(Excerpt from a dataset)
····················

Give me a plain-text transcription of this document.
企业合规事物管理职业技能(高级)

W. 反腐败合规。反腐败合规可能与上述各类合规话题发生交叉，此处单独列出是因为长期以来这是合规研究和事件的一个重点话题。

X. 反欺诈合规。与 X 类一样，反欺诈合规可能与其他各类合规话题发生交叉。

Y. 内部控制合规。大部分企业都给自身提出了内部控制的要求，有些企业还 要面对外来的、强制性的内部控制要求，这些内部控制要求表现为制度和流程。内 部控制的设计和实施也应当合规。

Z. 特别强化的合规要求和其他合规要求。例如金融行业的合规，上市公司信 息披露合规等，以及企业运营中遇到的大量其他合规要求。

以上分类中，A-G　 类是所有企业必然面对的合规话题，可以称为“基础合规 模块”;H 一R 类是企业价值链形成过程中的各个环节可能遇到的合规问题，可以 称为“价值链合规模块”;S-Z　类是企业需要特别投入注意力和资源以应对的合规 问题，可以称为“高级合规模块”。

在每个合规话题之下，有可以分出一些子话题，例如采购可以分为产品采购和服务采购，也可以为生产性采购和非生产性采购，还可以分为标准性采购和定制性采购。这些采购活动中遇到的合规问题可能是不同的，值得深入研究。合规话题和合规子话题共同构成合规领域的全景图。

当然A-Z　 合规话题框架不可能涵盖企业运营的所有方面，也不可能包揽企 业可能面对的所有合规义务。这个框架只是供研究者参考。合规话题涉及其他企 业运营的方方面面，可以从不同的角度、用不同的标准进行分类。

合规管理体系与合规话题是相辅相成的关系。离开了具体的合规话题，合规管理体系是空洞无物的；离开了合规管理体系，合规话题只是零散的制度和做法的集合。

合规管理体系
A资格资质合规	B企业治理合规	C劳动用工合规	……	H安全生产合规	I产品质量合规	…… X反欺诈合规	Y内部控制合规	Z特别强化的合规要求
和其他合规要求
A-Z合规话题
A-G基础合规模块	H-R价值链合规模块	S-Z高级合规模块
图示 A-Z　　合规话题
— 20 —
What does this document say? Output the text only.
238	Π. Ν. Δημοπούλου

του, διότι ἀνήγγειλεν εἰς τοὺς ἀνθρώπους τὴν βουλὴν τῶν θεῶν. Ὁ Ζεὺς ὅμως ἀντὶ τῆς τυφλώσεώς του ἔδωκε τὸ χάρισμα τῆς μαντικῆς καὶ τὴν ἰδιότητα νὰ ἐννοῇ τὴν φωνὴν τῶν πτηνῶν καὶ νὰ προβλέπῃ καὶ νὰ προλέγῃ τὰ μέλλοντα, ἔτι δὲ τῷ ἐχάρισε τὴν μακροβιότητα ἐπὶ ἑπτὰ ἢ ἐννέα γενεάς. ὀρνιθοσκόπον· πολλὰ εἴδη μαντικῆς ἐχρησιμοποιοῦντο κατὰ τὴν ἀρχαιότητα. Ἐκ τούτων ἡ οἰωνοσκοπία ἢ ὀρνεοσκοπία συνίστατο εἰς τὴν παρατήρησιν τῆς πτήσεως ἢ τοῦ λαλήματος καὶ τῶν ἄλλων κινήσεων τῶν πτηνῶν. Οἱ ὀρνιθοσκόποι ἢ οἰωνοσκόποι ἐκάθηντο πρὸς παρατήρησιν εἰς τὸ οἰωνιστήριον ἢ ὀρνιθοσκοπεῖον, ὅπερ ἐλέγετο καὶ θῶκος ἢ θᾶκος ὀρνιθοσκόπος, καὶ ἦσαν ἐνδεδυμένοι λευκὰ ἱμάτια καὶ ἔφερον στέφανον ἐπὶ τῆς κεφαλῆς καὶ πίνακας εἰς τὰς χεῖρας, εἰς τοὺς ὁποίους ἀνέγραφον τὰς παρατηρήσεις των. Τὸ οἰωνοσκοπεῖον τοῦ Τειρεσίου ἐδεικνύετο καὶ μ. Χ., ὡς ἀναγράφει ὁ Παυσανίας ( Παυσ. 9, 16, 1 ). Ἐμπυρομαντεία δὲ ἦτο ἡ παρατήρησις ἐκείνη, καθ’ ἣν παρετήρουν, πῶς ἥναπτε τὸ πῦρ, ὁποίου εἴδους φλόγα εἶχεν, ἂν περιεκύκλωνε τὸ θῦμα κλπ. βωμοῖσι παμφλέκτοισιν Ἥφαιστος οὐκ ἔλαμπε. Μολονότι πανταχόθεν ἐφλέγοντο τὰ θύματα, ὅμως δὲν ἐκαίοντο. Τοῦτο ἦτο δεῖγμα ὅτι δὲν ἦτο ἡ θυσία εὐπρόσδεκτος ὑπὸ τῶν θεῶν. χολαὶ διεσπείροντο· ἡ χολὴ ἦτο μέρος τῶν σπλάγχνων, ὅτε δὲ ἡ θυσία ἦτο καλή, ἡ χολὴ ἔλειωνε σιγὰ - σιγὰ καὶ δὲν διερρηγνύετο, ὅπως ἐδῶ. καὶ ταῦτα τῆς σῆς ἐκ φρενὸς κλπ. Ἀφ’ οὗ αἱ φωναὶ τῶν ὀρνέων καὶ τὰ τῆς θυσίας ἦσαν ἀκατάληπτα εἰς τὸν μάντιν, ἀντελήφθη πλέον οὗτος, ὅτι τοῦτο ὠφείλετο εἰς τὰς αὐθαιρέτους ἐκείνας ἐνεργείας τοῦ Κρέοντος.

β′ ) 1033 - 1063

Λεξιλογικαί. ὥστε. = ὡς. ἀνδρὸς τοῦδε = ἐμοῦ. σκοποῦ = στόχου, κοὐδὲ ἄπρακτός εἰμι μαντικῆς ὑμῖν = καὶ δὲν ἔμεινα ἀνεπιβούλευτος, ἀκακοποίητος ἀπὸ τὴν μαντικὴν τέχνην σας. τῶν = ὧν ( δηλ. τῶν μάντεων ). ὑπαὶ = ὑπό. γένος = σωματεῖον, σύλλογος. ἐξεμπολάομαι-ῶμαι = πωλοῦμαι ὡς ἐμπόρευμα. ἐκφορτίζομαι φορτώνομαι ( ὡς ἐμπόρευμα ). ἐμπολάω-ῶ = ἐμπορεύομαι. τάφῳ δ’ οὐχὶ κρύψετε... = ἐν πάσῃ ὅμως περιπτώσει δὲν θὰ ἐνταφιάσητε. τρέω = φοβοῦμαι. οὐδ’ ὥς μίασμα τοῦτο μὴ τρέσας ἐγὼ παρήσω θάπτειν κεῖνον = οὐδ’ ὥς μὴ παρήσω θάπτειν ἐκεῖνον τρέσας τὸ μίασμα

····················

Directive: Write out every entry above, word for word.

Reply to the exercise:
Give me a plain-text transcription of this document.
企业合规事物管理职业技能(高级)

W. 反腐败合规。反腐败合规可能与上述各类合规话题发生交叉，此处单独列出是因为长期以来这是合规研究和事件的一个重点话题。

X. 反欺诈合规。与 X 类一样，反欺诈合规可能与其他各类合规话题发生交叉。

Y. 内部控制合规。大部分企业都给自身提出了内部控制的要求，有些企业还 要面对外来的、强制性的内部控制要求，这些内部控制要求表现为制度和流程。内 部控制的设计和实施也应当合规。

Z. 特别强化的合规要求和其他合规要求。例如金融行业的合规，上市公司信 息披露合规等，以及企业运营中遇到的大量其他合规要求。

以上分类中，A-G　 类是所有企业必然面对的合规话题，可以称为“基础合规 模块”;H 一R 类是企业价值链形成过程中的各个环节可能遇到的合规问题，可以 称为“价值链合规模块”;S-Z　类是企业需要特别投入注意力和资源以应对的合规 问题，可以称为“高级合规模块”。

在每个合规话题之下，有可以分出一些子话题，例如采购可以分为产品采购和服务采购，也可以为生产性采购和非生产性采购，还可以分为标准性采购和定制性采购。这些采购活动中遇到的合规问题可能是不同的，值得深入研究。合规话题和合规子话题共同构成合规领域的全景图。

当然A-Z　 合规话题框架不可能涵盖企业运营的所有方面，也不可能包揽企 业可能面对的所有合规义务。这个框架只是供研究者参考。合规话题涉及其他企 业运营的方方面面，可以从不同的角度、用不同的标准进行分类。

合规管理体系与合规话题是相辅相成的关系。离开了具体的合规话题，合规管理体系是空洞无物的；离开了合规管理体系，合规话题只是零散的制度和做法的集合。

合规管理体系
A资格资质合规	B企业治理合规	C劳动用工合规	……	H安全生产合规	I产品质量合规	…… X反欺诈合规	Y内部控制合规	Z特别强化的合规要求
和其他合规要求
A-Z合规话题
A-G基础合规模块	H-R价值链合规模块	S-Z高级合规模块
图示 A-Z　　合规话题
— 20 —
What does this document say? Output the text only.
238	Π. Ν. Δημοπούλου

του, διότι ἀνήγγειλεν εἰς τοὺς ἀνθρώπους τὴν βουλὴν τῶν θεῶν. Ὁ Ζεὺς ὅμως ἀντὶ τῆς τυφλώσεώς του ἔδωκε τὸ χάρισμα τῆς μαντικῆς καὶ τὴν ἰδιότητα νὰ ἐννοῇ τὴν φωνὴν τῶν πτηνῶν καὶ νὰ προβλέπῃ καὶ νὰ προλέγῃ τὰ μέλλοντα, ἔτι δὲ τῷ ἐχάρισε τὴν μακροβιότητα ἐπὶ ἑπτὰ ἢ ἐννέα γενεάς. ὀρνιθοσκόπον· πολλὰ εἴδη μαντικῆς ἐχρησιμοποιοῦντο κατὰ τὴν ἀρχαιότητα. Ἐκ τούτων ἡ οἰωνοσκοπία ἢ ὀρνεοσκοπία συνίστατο εἰς τὴν παρατήρησιν τῆς πτήσεως ἢ τοῦ λαλήματος καὶ τῶν ἄλλων κινήσεων τῶν πτηνῶν. Οἱ ὀρνιθοσκόποι ἢ οἰωνοσκόποι ἐκάθηντο πρὸς παρατήρησιν εἰς τὸ οἰωνιστήριον ἢ ὀρνιθοσκοπεῖον, ὅπερ ἐλέγετο καὶ θῶκος ἢ θᾶκος ὀρνιθοσκόπος, καὶ ἦσαν ἐνδεδυμένοι λευκὰ ἱμάτια καὶ ἔφερον στέφανον ἐπὶ τῆς κεφαλῆς καὶ πίνακας εἰς τὰς χεῖρας, εἰς τοὺς ὁποίους ἀνέγραφον τὰς παρατηρήσεις των. Τὸ οἰωνοσκοπεῖον τοῦ Τειρεσίου ἐδεικνύετο καὶ μ. Χ., ὡς ἀναγράφει ὁ Παυσανίας ( Παυσ. 9, 16, 1 ). Ἐμπυρομαντεία δὲ ἦτο ἡ παρατήρησις ἐκείνη, καθ’ ἣν παρετήρουν, πῶς ἥναπτε τὸ πῦρ, ὁποίου εἴδους φλόγα εἶχεν, ἂν περιεκύκλωνε τὸ θῦμα κλπ. βωμοῖσι παμφλέκτοισιν Ἥφαιστος οὐκ ἔλαμπε. Μολονότι πανταχόθεν ἐφλέγοντο τὰ θύματα, ὅμως δὲν ἐκαίοντο. Τοῦτο ἦτο δεῖγμα ὅτι δὲν ἦτο ἡ θυσία εὐπρόσδεκτος ὑπὸ τῶν θεῶν. χολαὶ διεσπείροντο· ἡ χολὴ ἦτο μέρος τῶν σπλάγχνων, ὅτε δὲ ἡ θυσία ἦτο καλή, ἡ χολὴ ἔλειωνε σιγὰ - σιγὰ καὶ δὲν διερρηγνύετο, ὅπως ἐδῶ. καὶ ταῦτα τῆς σῆς ἐκ φρενὸς κλπ. Ἀφ’ οὗ αἱ φωναὶ τῶν ὀρνέων καὶ τὰ τῆς θυσίας ἦσαν ἀκατάληπτα εἰς τὸν μάντιν, ἀντελήφθη πλέον οὗτος, ὅτι τοῦτο ὠφείλετο εἰς τὰς αὐθαιρέτους ἐκείνας ἐνεργείας τοῦ Κρέοντος.

β′ ) 1033 - 1063

Λεξιλογικαί. ὥστε. = ὡς. ἀνδρὸς τοῦδε = ἐμοῦ. σκοποῦ = στόχου, κοὐδὲ ἄπρακτός εἰμι μαντικῆς ὑμῖν = καὶ δὲν ἔμεινα ἀνεπιβούλευτος, ἀκακοποίητος ἀπὸ τὴν μαντικὴν τέχνην σας. τῶν = ὧν ( δηλ. τῶν μάντεων ). ὑπαὶ = ὑπό. γένος = σωματεῖον, σύλλογος. ἐξεμπολάομαι-ῶμαι = πωλοῦμαι ὡς ἐμπόρευμα. ἐκφορτίζομαι φορτώνομαι ( ὡς ἐμπόρευμα ). ἐμπολάω-ῶ = ἐμπορεύομαι. τάφῳ δ’ οὐχὶ κρύψετε... = ἐν πάσῃ ὅμως περιπτώσει δὲν θὰ ἐνταφιάσητε. τρέω = φοβοῦμαι. οὐδ’ ὥς μίασμα τοῦτο μὴ τρέσας ἐγὼ παρήσω θάπτειν κεῖνον = οὐδ’ ὥς μὴ παρήσω θάπτειν ἐκεῖνον τρέσας τὸ μίασμα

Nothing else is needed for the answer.